— Start of INFORMATION PROVIDED —

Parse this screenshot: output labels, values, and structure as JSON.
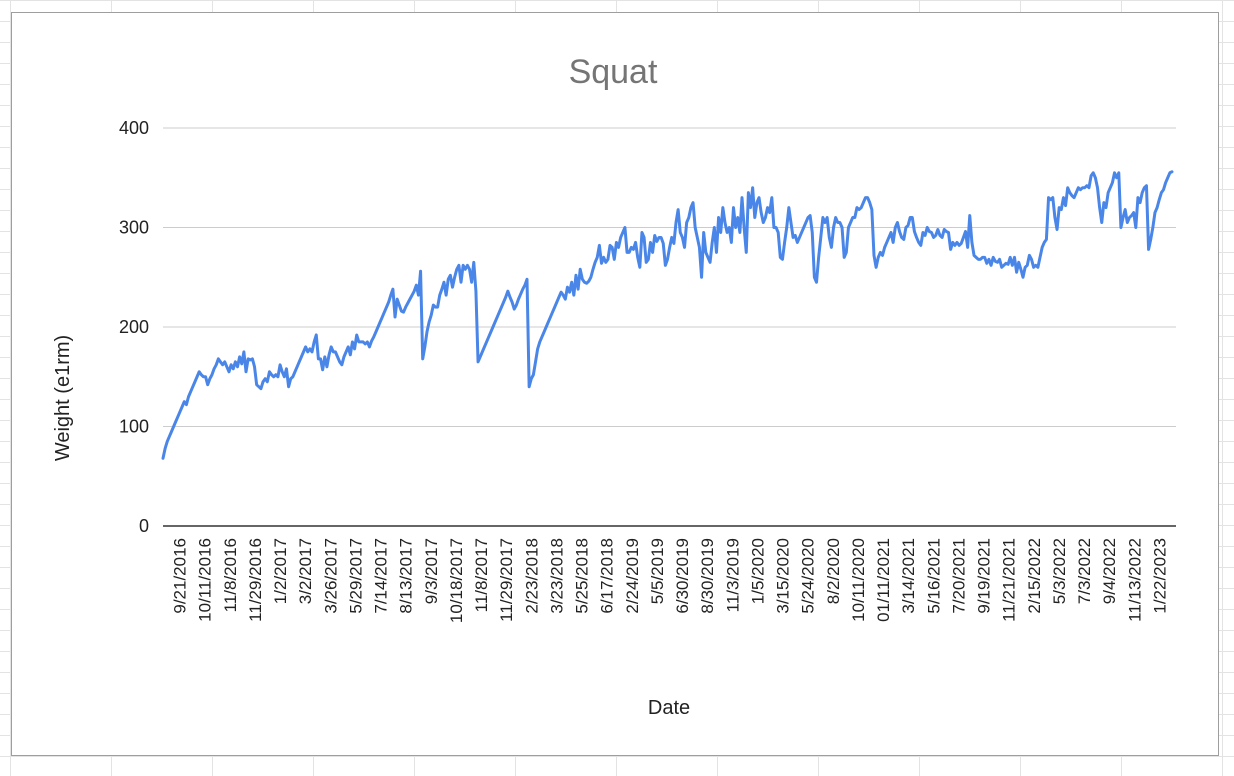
{
  "chart_data": {
    "type": "line",
    "title": "Squat",
    "xlabel": "Date",
    "ylabel": "Weight (e1rm)",
    "ylim": [
      0,
      400
    ],
    "yticks": [
      0,
      100,
      200,
      300,
      400
    ],
    "grid": true,
    "legend": "none",
    "line_color": "#4a86e8",
    "x_tick_labels": [
      "9/21/2016",
      "10/11/2016",
      "11/8/2016",
      "11/29/2016",
      "1/2/2017",
      "3/2/2017",
      "3/26/2017",
      "5/29/2017",
      "7/14/2017",
      "8/13/2017",
      "9/3/2017",
      "10/18/2017",
      "11/8/2017",
      "11/29/2017",
      "2/23/2018",
      "3/23/2018",
      "5/25/2018",
      "6/17/2018",
      "2/24/2019",
      "5/5/2019",
      "6/30/2019",
      "8/30/2019",
      "11/3/2019",
      "1/5/2020",
      "3/15/2020",
      "5/24/2020",
      "8/2/2020",
      "10/11/2020",
      "01/11/2021",
      "3/14/2021",
      "5/16/2021",
      "7/20/2021",
      "9/19/2021",
      "11/21/2021",
      "2/15/2022",
      "5/3/2022",
      "7/3/2022",
      "9/4/2022",
      "11/13/2022",
      "1/22/2023"
    ],
    "series": [
      {
        "values": [
          68,
          78,
          85,
          90,
          95,
          100,
          105,
          110,
          115,
          120,
          125,
          122,
          130,
          135,
          140,
          145,
          150,
          155,
          152,
          150,
          150,
          142,
          148,
          152,
          158,
          162,
          168,
          165,
          162,
          165,
          160,
          155,
          162,
          158,
          165,
          160,
          170,
          163,
          175,
          155,
          168,
          167,
          168,
          160,
          142,
          140,
          138,
          145,
          148,
          145,
          155,
          152,
          150,
          152,
          150,
          162,
          155,
          150,
          158,
          140,
          148,
          150,
          155,
          160,
          165,
          170,
          175,
          180,
          175,
          178,
          175,
          185,
          192,
          168,
          168,
          157,
          170,
          160,
          172,
          180,
          175,
          175,
          170,
          165,
          162,
          170,
          175,
          180,
          172,
          185,
          178,
          192,
          185,
          185,
          185,
          183,
          185,
          180,
          186,
          190,
          195,
          200,
          205,
          210,
          215,
          220,
          225,
          232,
          238,
          210,
          228,
          222,
          216,
          215,
          220,
          224,
          228,
          232,
          236,
          242,
          232,
          256,
          168,
          180,
          195,
          205,
          212,
          222,
          220,
          220,
          232,
          238,
          245,
          232,
          248,
          252,
          240,
          250,
          258,
          262,
          245,
          262,
          258,
          262,
          258,
          245,
          265,
          236,
          165,
          170,
          175,
          180,
          185,
          190,
          195,
          200,
          205,
          210,
          215,
          220,
          225,
          230,
          236,
          230,
          225,
          218,
          222,
          228,
          233,
          238,
          242,
          248,
          140,
          148,
          152,
          165,
          178,
          185,
          190,
          195,
          200,
          205,
          210,
          215,
          220,
          225,
          230,
          235,
          232,
          228,
          240,
          235,
          245,
          232,
          252,
          238,
          258,
          248,
          245,
          244,
          246,
          250,
          258,
          265,
          270,
          282,
          264,
          270,
          265,
          268,
          282,
          280,
          268,
          285,
          280,
          290,
          295,
          300,
          275,
          275,
          280,
          278,
          285,
          270,
          260,
          295,
          290,
          265,
          268,
          285,
          275,
          292,
          286,
          290,
          290,
          284,
          262,
          268,
          280,
          290,
          284,
          305,
          318,
          295,
          290,
          280,
          305,
          310,
          320,
          325,
          300,
          290,
          280,
          250,
          295,
          275,
          270,
          265,
          285,
          300,
          275,
          310,
          295,
          320,
          305,
          295,
          300,
          285,
          320,
          300,
          310,
          295,
          330,
          300,
          275,
          335,
          320,
          340,
          310,
          325,
          330,
          315,
          305,
          310,
          320,
          315,
          330,
          300,
          300,
          295,
          270,
          268,
          285,
          300,
          320,
          305,
          290,
          292,
          285,
          290,
          295,
          300,
          305,
          310,
          312,
          295,
          250,
          245,
          270,
          290,
          310,
          305,
          310,
          290,
          280,
          300,
          310,
          305,
          305,
          300,
          270,
          275,
          300,
          305,
          310,
          310,
          320,
          318,
          320,
          325,
          330,
          330,
          325,
          318,
          272,
          260,
          270,
          275,
          272,
          280,
          285,
          290,
          295,
          285,
          300,
          305,
          296,
          290,
          288,
          300,
          302,
          310,
          310,
          296,
          290,
          285,
          282,
          295,
          292,
          300,
          296,
          295,
          290,
          292,
          298,
          292,
          290,
          298,
          296,
          295,
          278,
          285,
          282,
          285,
          282,
          284,
          290,
          296,
          280,
          312,
          285,
          272,
          270,
          268,
          268,
          270,
          270,
          264,
          268,
          262,
          270,
          266,
          265,
          268,
          260,
          262,
          264,
          263,
          270,
          262,
          270,
          255,
          265,
          258,
          250,
          260,
          262,
          272,
          268,
          260,
          262,
          260,
          270,
          280,
          285,
          288,
          330,
          328,
          330,
          310,
          298,
          320,
          318,
          330,
          322,
          340,
          335,
          332,
          330,
          335,
          340,
          338,
          340,
          340,
          342,
          340,
          352,
          355,
          350,
          340,
          320,
          305,
          325,
          320,
          335,
          340,
          345,
          355,
          350,
          355,
          300,
          310,
          318,
          305,
          310,
          312,
          315,
          300,
          330,
          325,
          335,
          340,
          342,
          278,
          288,
          300,
          315,
          320,
          328,
          335,
          338,
          345,
          350,
          355,
          356
        ]
      }
    ]
  }
}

— End of INFORMATION PROVIDED —

Pictures stay out; reproduce every line of the records exactly.

SOLVED PROBLEM =>
Parse this screenshot: output labels, values, and structure as JSON.
{
  "chart_data": {
    "type": "line",
    "title": "Squat",
    "xlabel": "Date",
    "ylabel": "Weight (e1rm)",
    "ylim": [
      0,
      400
    ],
    "yticks": [
      0,
      100,
      200,
      300,
      400
    ],
    "grid": true,
    "legend": "none",
    "line_color": "#4a86e8",
    "x_tick_labels": [
      "9/21/2016",
      "10/11/2016",
      "11/8/2016",
      "11/29/2016",
      "1/2/2017",
      "3/2/2017",
      "3/26/2017",
      "5/29/2017",
      "7/14/2017",
      "8/13/2017",
      "9/3/2017",
      "10/18/2017",
      "11/8/2017",
      "11/29/2017",
      "2/23/2018",
      "3/23/2018",
      "5/25/2018",
      "6/17/2018",
      "2/24/2019",
      "5/5/2019",
      "6/30/2019",
      "8/30/2019",
      "11/3/2019",
      "1/5/2020",
      "3/15/2020",
      "5/24/2020",
      "8/2/2020",
      "10/11/2020",
      "01/11/2021",
      "3/14/2021",
      "5/16/2021",
      "7/20/2021",
      "9/19/2021",
      "11/21/2021",
      "2/15/2022",
      "5/3/2022",
      "7/3/2022",
      "9/4/2022",
      "11/13/2022",
      "1/22/2023"
    ],
    "series": [
      {
        "values": [
          68,
          78,
          85,
          90,
          95,
          100,
          105,
          110,
          115,
          120,
          125,
          122,
          130,
          135,
          140,
          145,
          150,
          155,
          152,
          150,
          150,
          142,
          148,
          152,
          158,
          162,
          168,
          165,
          162,
          165,
          160,
          155,
          162,
          158,
          165,
          160,
          170,
          163,
          175,
          155,
          168,
          167,
          168,
          160,
          142,
          140,
          138,
          145,
          148,
          145,
          155,
          152,
          150,
          152,
          150,
          162,
          155,
          150,
          158,
          140,
          148,
          150,
          155,
          160,
          165,
          170,
          175,
          180,
          175,
          178,
          175,
          185,
          192,
          168,
          168,
          157,
          170,
          160,
          172,
          180,
          175,
          175,
          170,
          165,
          162,
          170,
          175,
          180,
          172,
          185,
          178,
          192,
          185,
          185,
          185,
          183,
          185,
          180,
          186,
          190,
          195,
          200,
          205,
          210,
          215,
          220,
          225,
          232,
          238,
          210,
          228,
          222,
          216,
          215,
          220,
          224,
          228,
          232,
          236,
          242,
          232,
          256,
          168,
          180,
          195,
          205,
          212,
          222,
          220,
          220,
          232,
          238,
          245,
          232,
          248,
          252,
          240,
          250,
          258,
          262,
          245,
          262,
          258,
          262,
          258,
          245,
          265,
          236,
          165,
          170,
          175,
          180,
          185,
          190,
          195,
          200,
          205,
          210,
          215,
          220,
          225,
          230,
          236,
          230,
          225,
          218,
          222,
          228,
          233,
          238,
          242,
          248,
          140,
          148,
          152,
          165,
          178,
          185,
          190,
          195,
          200,
          205,
          210,
          215,
          220,
          225,
          230,
          235,
          232,
          228,
          240,
          235,
          245,
          232,
          252,
          238,
          258,
          248,
          245,
          244,
          246,
          250,
          258,
          265,
          270,
          282,
          264,
          270,
          265,
          268,
          282,
          280,
          268,
          285,
          280,
          290,
          295,
          300,
          275,
          275,
          280,
          278,
          285,
          270,
          260,
          295,
          290,
          265,
          268,
          285,
          275,
          292,
          286,
          290,
          290,
          284,
          262,
          268,
          280,
          290,
          284,
          305,
          318,
          295,
          290,
          280,
          305,
          310,
          320,
          325,
          300,
          290,
          280,
          250,
          295,
          275,
          270,
          265,
          285,
          300,
          275,
          310,
          295,
          320,
          305,
          295,
          300,
          285,
          320,
          300,
          310,
          295,
          330,
          300,
          275,
          335,
          320,
          340,
          310,
          325,
          330,
          315,
          305,
          310,
          320,
          315,
          330,
          300,
          300,
          295,
          270,
          268,
          285,
          300,
          320,
          305,
          290,
          292,
          285,
          290,
          295,
          300,
          305,
          310,
          312,
          295,
          250,
          245,
          270,
          290,
          310,
          305,
          310,
          290,
          280,
          300,
          310,
          305,
          305,
          300,
          270,
          275,
          300,
          305,
          310,
          310,
          320,
          318,
          320,
          325,
          330,
          330,
          325,
          318,
          272,
          260,
          270,
          275,
          272,
          280,
          285,
          290,
          295,
          285,
          300,
          305,
          296,
          290,
          288,
          300,
          302,
          310,
          310,
          296,
          290,
          285,
          282,
          295,
          292,
          300,
          296,
          295,
          290,
          292,
          298,
          292,
          290,
          298,
          296,
          295,
          278,
          285,
          282,
          285,
          282,
          284,
          290,
          296,
          280,
          312,
          285,
          272,
          270,
          268,
          268,
          270,
          270,
          264,
          268,
          262,
          270,
          266,
          265,
          268,
          260,
          262,
          264,
          263,
          270,
          262,
          270,
          255,
          265,
          258,
          250,
          260,
          262,
          272,
          268,
          260,
          262,
          260,
          270,
          280,
          285,
          288,
          330,
          328,
          330,
          310,
          298,
          320,
          318,
          330,
          322,
          340,
          335,
          332,
          330,
          335,
          340,
          338,
          340,
          340,
          342,
          340,
          352,
          355,
          350,
          340,
          320,
          305,
          325,
          320,
          335,
          340,
          345,
          355,
          350,
          355,
          300,
          310,
          318,
          305,
          310,
          312,
          315,
          300,
          330,
          325,
          335,
          340,
          342,
          278,
          288,
          300,
          315,
          320,
          328,
          335,
          338,
          345,
          350,
          355,
          356
        ]
      }
    ]
  }
}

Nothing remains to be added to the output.